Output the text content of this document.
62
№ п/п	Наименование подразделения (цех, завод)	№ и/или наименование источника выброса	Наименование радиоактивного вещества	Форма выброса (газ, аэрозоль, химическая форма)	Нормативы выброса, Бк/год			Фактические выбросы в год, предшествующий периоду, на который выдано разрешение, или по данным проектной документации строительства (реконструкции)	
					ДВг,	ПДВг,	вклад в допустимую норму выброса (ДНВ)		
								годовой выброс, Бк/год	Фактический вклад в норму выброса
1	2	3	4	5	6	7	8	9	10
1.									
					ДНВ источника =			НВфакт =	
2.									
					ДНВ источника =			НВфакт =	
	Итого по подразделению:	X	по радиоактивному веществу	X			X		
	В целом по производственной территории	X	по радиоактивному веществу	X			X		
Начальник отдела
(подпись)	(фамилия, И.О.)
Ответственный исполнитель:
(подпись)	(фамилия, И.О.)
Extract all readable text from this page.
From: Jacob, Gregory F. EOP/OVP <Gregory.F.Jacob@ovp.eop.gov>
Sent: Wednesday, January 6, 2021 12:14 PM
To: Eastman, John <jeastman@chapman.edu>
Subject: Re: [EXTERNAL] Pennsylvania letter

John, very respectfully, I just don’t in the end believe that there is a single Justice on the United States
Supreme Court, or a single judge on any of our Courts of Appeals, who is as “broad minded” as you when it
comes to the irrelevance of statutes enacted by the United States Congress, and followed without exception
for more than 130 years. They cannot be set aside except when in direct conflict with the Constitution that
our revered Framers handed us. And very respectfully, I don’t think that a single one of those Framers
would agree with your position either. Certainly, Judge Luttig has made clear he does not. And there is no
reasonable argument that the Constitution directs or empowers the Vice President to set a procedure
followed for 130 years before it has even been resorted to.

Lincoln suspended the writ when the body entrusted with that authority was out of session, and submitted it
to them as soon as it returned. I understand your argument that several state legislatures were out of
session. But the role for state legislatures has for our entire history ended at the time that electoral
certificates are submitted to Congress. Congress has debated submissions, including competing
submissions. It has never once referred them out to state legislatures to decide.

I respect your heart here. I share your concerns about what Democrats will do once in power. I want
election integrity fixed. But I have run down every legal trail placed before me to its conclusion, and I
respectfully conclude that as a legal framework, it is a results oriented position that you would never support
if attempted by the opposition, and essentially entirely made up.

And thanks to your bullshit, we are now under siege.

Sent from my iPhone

==*==

__EXERCISE INSTRUCTIONS__. Type the whole listing again, unaltered.

__THE COMPLETED TASK__.
Output the text content of this document.
62
№ п/п	Наименование подразделения (цех, завод)	№ и/или наименование источника выброса	Наименование радиоактивного вещества	Форма выброса (газ, аэрозоль, химическая форма)	Нормативы выброса, Бк/год			Фактические выбросы в год, предшествующий периоду, на который выдано разрешение, или по данным проектной документации строительства (реконструкции)	
					ДВг,	ПДВг,	вклад в допустимую норму выброса (ДНВ)		
								годовой выброс, Бк/год	Фактический вклад в норму выброса
1	2	3	4	5	6	7	8	9	10
1.									
					ДНВ источника =			НВфакт =	
2.									
					ДНВ источника =			НВфакт =	
	Итого по подразделению:	X	по радиоактивному веществу	X			X		
	В целом по производственной территории	X	по радиоактивному веществу	X			X		
Начальник отдела
(подпись)	(фамилия, И.О.)
Ответственный исполнитель:
(подпись)	(фамилия, И.О.)
Extract all readable text from this page.
From: Jacob, Gregory F. EOP/OVP <Gregory.F.Jacob@ovp.eop.gov>
Sent: Wednesday, January 6, 2021 12:14 PM
To: Eastman, John <jeastman@chapman.edu>
Subject: Re: [EXTERNAL] Pennsylvania letter

John, very respectfully, I just don’t in the end believe that there is a single Justice on the United States
Supreme Court, or a single judge on any of our Courts of Appeals, who is as “broad minded” as you when it
comes to the irrelevance of statutes enacted by the United States Congress, and followed without exception
for more than 130 years. They cannot be set aside except when in direct conflict with the Constitution that
our revered Framers handed us. And very respectfully, I don’t think that a single one of those Framers
would agree with your position either. Certainly, Judge Luttig has made clear he does not. And there is no
reasonable argument that the Constitution directs or empowers the Vice President to set a procedure
followed for 130 years before it has even been resorted to.

Lincoln suspended the writ when the body entrusted with that authority was out of session, and submitted it
to them as soon as it returned. I understand your argument that several state legislatures were out of
session. But the role for state legislatures has for our entire history ended at the time that electoral
certificates are submitted to Congress. Congress has debated submissions, including competing
submissions. It has never once referred them out to state legislatures to decide.

I respect your heart here. I share your concerns about what Democrats will do once in power. I want
election integrity fixed. But I have run down every legal trail placed before me to its conclusion, and I
respectfully conclude that as a legal framework, it is a results oriented position that you would never support
if attempted by the opposition, and essentially entirely made up.

And thanks to your bullshit, we are now under siege.

Sent from my iPhone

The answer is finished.